Doesn't extend existing model
niba opened this issue · 6 comments
Hey.
I've been trying to modify my existing schema using your lib but it seems that my every change produces a new model entry even if the model already exists
This is my code
const schemaBuilder = createPrismaSchemaBuilder(schemaAsString); // in schema there is TaskScript model
schemaBuilder.model("TaskScript").field("createdAt2", "DateTime").attribute("default", [ { name: "now" }]);
schemaBuilder.model("TaskScript").field("updatedAt2", "DateTime").attribute("updatedAt");
My output is
so in the output I have three definitions of the TaskScript model. Do you have any idea why this is hapenning?
Can you show the original TaskScript definition in your prisma schema? Also, please check if version 0.4.3 resolves it for you.
@niba OK. I didn't originally intend for fields to have the same "Add or update" behavior that models get, but I agree it makes sense for them to do that too. Since with models it was an expected behavior that wasn't working, I published that fix as a patch, but since this is changing the expected behavior for fields, I've upgraded this update to a minor release (v0.5.0) and added an example about it to the README.
Note that attributes WON'T behave this way, and you will still see duplicate attributes if you call builder.attribute("foo")
twice. Reason is that multiple instances of the same attribute is theoretically a valid use case.
@MrLeebo okay, my bad. I thought that it supposed to work in that way
So is there a way to rewrite an existing field? My case is that I have schema generated from existing DB and all of createdAt and updatedAt DateTime fields have wrong attributes. I wanted to use your tool to write a script that replaces all attributes of createdAt and updatedAt. So basically change createdat DateTime? @db.Timestamptz(6)
to createdat DateTime? @default(now())
My result right now is what you said: createdat DateTime? @db.Timestamptz(6) @default(now())

========================================================================

**Questions on the material:**
[A] Answer these questions about the issue thread:
(i) Which model ends up defined three times in the output?
(ii) What version number was given to the minor release?
(iii) What schema change does the issue author want made to the createdat field?
[B] Repeat the part of the issue thread starting with "Doesn't extend existing" and going on through "this is hapenning?".
[C] Pick up the issue thread about the Prisma schema builder where it stops, and continue it.
The records have no connection to the issue thread.

========================================================================

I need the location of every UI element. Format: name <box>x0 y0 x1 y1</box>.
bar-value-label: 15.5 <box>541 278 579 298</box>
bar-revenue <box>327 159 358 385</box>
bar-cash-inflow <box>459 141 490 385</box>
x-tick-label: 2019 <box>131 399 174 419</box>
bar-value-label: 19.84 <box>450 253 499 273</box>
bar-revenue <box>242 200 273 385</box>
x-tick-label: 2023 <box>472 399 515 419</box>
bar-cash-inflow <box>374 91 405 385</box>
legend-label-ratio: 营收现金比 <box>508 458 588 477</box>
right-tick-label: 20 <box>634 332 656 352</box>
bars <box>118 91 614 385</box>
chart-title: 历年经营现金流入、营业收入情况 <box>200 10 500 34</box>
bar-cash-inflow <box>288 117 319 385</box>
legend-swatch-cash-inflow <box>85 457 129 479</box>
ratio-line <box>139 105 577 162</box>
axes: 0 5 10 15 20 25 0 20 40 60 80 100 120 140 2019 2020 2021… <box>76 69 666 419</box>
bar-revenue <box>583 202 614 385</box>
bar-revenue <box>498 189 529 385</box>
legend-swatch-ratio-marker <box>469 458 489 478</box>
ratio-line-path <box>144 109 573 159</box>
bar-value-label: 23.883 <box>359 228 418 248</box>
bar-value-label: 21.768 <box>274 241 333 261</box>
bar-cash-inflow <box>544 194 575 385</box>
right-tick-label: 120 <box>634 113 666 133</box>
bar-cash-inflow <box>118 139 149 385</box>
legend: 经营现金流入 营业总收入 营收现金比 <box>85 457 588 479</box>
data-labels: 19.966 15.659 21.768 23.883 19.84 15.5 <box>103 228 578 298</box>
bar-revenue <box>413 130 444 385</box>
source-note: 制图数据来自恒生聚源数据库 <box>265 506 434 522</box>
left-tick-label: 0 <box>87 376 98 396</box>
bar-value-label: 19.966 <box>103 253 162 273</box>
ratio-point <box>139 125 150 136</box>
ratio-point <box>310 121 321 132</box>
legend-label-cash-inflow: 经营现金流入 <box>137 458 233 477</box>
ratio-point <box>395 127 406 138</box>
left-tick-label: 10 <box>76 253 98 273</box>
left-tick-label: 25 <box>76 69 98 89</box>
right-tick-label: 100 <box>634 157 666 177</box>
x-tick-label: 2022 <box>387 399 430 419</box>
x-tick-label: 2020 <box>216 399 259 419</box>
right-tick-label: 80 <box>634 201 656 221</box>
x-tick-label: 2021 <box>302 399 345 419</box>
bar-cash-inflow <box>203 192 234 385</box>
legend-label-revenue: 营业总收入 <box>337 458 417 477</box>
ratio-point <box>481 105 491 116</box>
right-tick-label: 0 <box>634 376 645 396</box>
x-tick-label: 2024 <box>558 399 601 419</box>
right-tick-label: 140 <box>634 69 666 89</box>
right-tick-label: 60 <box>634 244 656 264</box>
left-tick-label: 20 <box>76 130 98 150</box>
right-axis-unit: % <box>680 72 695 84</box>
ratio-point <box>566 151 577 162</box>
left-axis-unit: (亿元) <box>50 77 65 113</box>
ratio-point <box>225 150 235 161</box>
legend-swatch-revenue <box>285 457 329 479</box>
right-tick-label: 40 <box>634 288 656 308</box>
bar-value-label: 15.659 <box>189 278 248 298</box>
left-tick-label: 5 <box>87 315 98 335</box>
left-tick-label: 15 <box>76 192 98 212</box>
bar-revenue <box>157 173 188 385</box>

========================================================================

**Answers for each item:**
[A]
(i) TaskScript
(ii) v0.5.0
(iii) Change createdat DateTime? @db.Timestamptz(6) to createdat DateTime? @default(now())

[B]
Doesn't extend existing model
niba opened this issue · 6 comments
Hey.
I've been trying to modify my existing schema using your lib but it seems that my every change produces a new model entry even if the model already exists
This is my code
const schemaBuilder = createPrismaSchemaBuilder(schemaAsString); // in schema there is TaskScript model
schemaBuilder.model("TaskScript").field("createdAt2", "DateTime").attribute("default", [ { name: "now" }]);
schemaBuilder.model("TaskScript").field("updatedAt2", "DateTime").attribute("updatedAt");
My output is
so in the output I have three definitions of the TaskScript model. Do you have any idea why this is hapenning?

[C]
I would like to remove this @db.Timestamptz(6)
attribute but dont know how.
I've added builder.removeField('fieldName')
and builder.removeAttribute('attributeName')
helpers to help with these kinds of edits, so you can change it by dropping and re-creating the field or attribute.
model TaskScript {
createdAt DateTime? @db.Timestamptz(6)
}
builder
.model('TaskScript')
.field('createdAt')
.removeAttribute('db.Timestamptz')
.attribute('default', [{ name: 'now' }]);
model TaskScript {
createdAt DateTime? @default(now())
}
But, it isn't exactly scalable to just keep adding new helpers for every interaction with the builder, so another thing you can do is programmatically access the underlying schema object that prisma-ast builds. This is a good way to make custom changes to the schema.
import { Field, Attribute } from '@mrleebo/prisma-ast'
builder
.model('TaskScript')
.field('createdAt')
.then<Field>((field) => {
const attribute: Attribute = {
type: 'attribute',
kind: 'field',
name: 'default',
args: [{ type: 'attributeArgument', value: 'now()' }],
};
field.attributes = [attribute];
})
model TaskScript {
createdAt DateTime? @default(now())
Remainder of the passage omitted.